→ **Instructions to follow**:
Copy down all of the data underneath, exactly as shown.
begin Data for the task
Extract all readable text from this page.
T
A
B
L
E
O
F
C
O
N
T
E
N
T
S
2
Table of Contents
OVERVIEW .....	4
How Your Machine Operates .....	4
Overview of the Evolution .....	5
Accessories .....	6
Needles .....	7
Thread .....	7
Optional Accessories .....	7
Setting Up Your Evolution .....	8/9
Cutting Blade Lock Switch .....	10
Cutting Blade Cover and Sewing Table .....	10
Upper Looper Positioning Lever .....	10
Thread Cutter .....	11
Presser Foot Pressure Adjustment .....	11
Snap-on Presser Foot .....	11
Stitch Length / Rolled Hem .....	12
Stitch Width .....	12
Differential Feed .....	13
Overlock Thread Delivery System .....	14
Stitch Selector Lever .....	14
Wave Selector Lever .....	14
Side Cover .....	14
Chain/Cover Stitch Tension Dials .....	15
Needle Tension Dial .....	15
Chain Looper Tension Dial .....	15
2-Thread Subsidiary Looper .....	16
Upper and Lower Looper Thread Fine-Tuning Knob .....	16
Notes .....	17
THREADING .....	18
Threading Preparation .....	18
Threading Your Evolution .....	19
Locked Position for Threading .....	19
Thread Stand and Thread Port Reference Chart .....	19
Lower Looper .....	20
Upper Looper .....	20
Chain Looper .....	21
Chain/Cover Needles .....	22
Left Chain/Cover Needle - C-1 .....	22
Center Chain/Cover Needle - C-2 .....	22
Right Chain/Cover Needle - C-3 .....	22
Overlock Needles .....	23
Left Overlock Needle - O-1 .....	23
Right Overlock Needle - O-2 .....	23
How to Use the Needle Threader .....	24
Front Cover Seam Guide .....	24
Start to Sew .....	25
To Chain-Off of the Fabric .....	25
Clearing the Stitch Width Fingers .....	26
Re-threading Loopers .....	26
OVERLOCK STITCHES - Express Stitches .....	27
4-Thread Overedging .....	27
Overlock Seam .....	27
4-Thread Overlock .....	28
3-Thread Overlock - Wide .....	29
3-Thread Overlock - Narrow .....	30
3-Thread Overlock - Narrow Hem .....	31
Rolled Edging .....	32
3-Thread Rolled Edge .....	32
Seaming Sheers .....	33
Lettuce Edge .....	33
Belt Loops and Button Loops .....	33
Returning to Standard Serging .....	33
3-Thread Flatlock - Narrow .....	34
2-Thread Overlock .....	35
end Data for the task
→ **Solution below**:
Extract all readable text from this page.
T
A
B
L
E
O
F
C
O
N
T
E
N
T
S
2
Table of Contents
OVERVIEW .....	4
How Your Machine Operates .....	4
Overview of the Evolution .....	5
Accessories .....	6
Needles .....	7
Thread .....	7
Optional Accessories .....	7
Setting Up Your Evolution .....	8/9
Cutting Blade Lock Switch .....	10
Cutting Blade Cover and Sewing Table .....	10
Upper Looper Positioning Lever .....	10
Thread Cutter .....	11
Presser Foot Pressure Adjustment .....	11
Snap-on Presser Foot .....	11
Stitch Length / Rolled Hem .....	12
Stitch Width .....	12
Differential Feed .....	13
Overlock Thread Delivery System .....	14
Stitch Selector Lever .....	14
Wave Selector Lever .....	14
Side Cover .....	14
Chain/Cover Stitch Tension Dials .....	15
Needle Tension Dial .....	15
Chain Looper Tension Dial .....	15
2-Thread Subsidiary Looper .....	16
Upper and Lower Looper Thread Fine-Tuning Knob .....	16
Notes .....	17
THREADING .....	18
Threading Preparation .....	18
Threading Your Evolution .....	19
Locked Position for Threading .....	19
Thread Stand and Thread Port Reference Chart .....	19
Lower Looper .....	20
Upper Looper .....	20
Chain Looper .....	21
Chain/Cover Needles .....	22
Left Chain/Cover Needle - C-1 .....	22
Center Chain/Cover Needle - C-2 .....	22
Right Chain/Cover Needle - C-3 .....	22
Overlock Needles .....	23
Left Overlock Needle - O-1 .....	23
Right Overlock Needle - O-2 .....	23
How to Use the Needle Threader .....	24
Front Cover Seam Guide .....	24
Start to Sew .....	25
To Chain-Off of the Fabric .....	25
Clearing the Stitch Width Fingers .....	26
Re-threading Loopers .....	26
OVERLOCK STITCHES - Express Stitches .....	27
4-Thread Overedging .....	27
Overlock Seam .....	27
4-Thread Overlock .....	28
3-Thread Overlock - Wide .....	29
3-Thread Overlock - Narrow .....	30
3-Thread Overlock - Narrow Hem .....	31
Rolled Edging .....	32
3-Thread Rolled Edge .....	32
Seaming Sheers .....	33
Lettuce Edge .....	33
Belt Loops and Button Loops .....	33
Returning to Standard Serging .....	33
3-Thread Flatlock - Narrow .....	34
2-Thread Overlock .....	35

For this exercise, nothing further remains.